Murder in the streets and passion in the shadows.
Mysterious News congratulates USA Today bestselling author Julie Mulhern on the second book in her latest mysterious romance series.We featured book one, Bayou Moon last year.
You may remember her from her Country Club Murder series, but Julie writes mysterious historical romances set in New Orleans, too!
Excerpt of review from The Girl With Book Lungs:
Don't you just hate it when the ghost of your gambling father instructs you to retrieve a mysterious coin that he won in a hand of specter poker and then you have zombies and a possessed mob chasing you? If nothing else, it certainly makes it hard to do your work as a milliner to society ladies of New Orleans. Though it could just help you put to rest your fears and finally give in to love."
Bayou Nights is a dark but captivating paranormal story set in 1903 New Orleans. Hat maker Christine Lambert finds herself in possession of a fabled (and very highly sought after) piece of eight. As soon as her father instructs Christine on where and how to retrieve the treasure, a dangerous game is set in motion. Her father is now missing and Christine turns to her friend Trula (read all about Trula in A Haunting Desire) for help. Trula's husband sends Mattias Drake to Christine – much to her annoyance. From their first meeting, Christine and Drake seem more ready to battle one another than the evil gathering around them. But Julie Mulhern crafts a cunning story. The deeper Drake and Christine sink into the mysteries and the danger, the more resolved both of them are to solve the puzzle.

——

From the Bayou Nights write-up, pull out the stretch from "Bayou Nights is" through "solve the puzzle.", word for word. The material that follows is not needed for anything here.

Data block:
——

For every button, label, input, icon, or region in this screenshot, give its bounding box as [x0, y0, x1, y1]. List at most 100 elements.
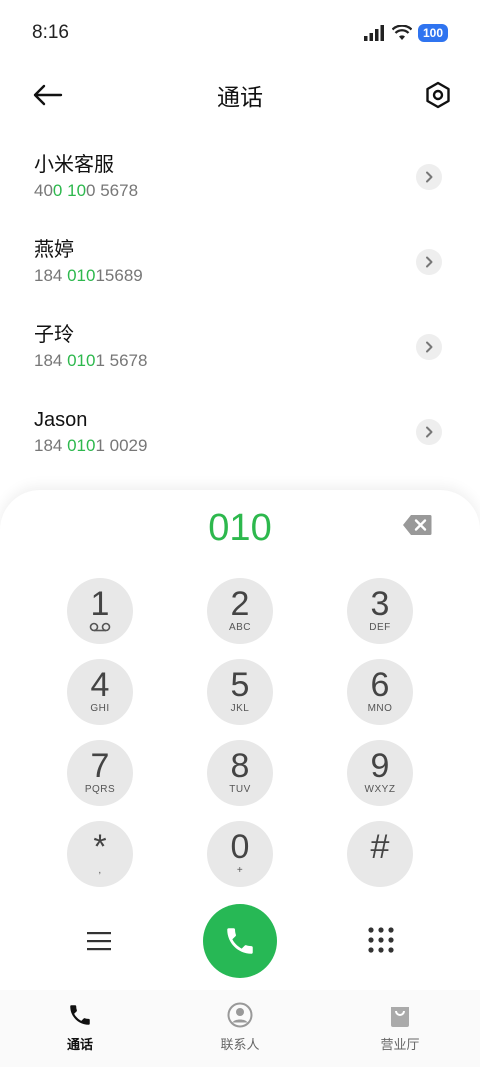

——

Solved exercise:
Bayou Nights is a dark but captivating paranormal story set in 1903 New Orleans. Hat maker Christine Lambert finds herself in possession of a fabled (and very highly sought after) piece of eight. As soon as her father instructs Christine on where and how to retrieve the treasure, a dangerous game is set in motion. Her father is now missing and Christine turns to her friend Trula (read all about Trula in A Haunting Desire) for help. Trula's husband sends Mattias Drake to Christine – much to her annoyance. From their first meeting, Christine and Drake seem more ready to battle one another than the evil gathering around them. But Julie Mulhern crafts a cunning story. The deeper Drake and Christine sink into the mysteries and the danger, the more resolved both of them are to solve the puzzle.